# WORK TO BE COMPLETED
Lift every line from the entries that includes the word "pressione".

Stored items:

+ + + +

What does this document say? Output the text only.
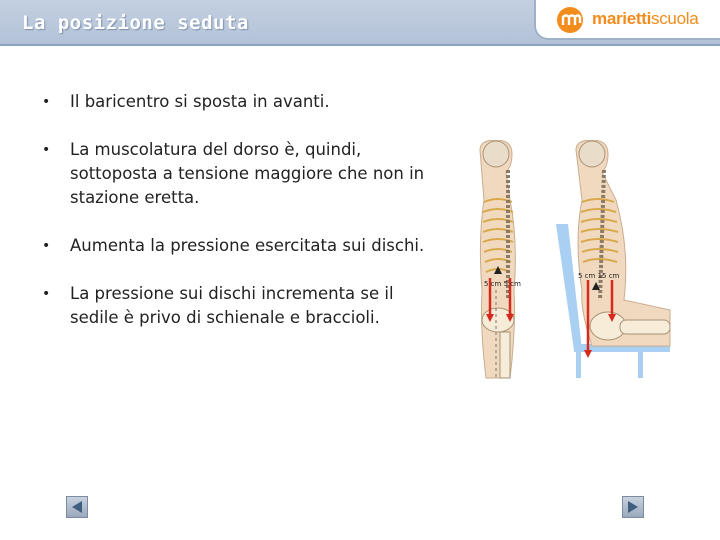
La posizione seduta	mariettiscuola
• Il baricentro si sposta in avanti.
• La muscolatura del dorso è, quindi, sottoposta a tensione maggiore che non in stazione eretta.
• Aumenta la pressione esercitata sui dischi.
• La pressione sui dischi incrementa se il sedile è privo di schienale e braccioli.
5 cm 5 cm
5 cm 15 cm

+ + + +

# SOLUTION TO THIS EXERCISE
• Aumenta la pressione esercitata sui dischi.
• La pressione sui dischi incrementa se il sedile è privo di schienale e braccioli.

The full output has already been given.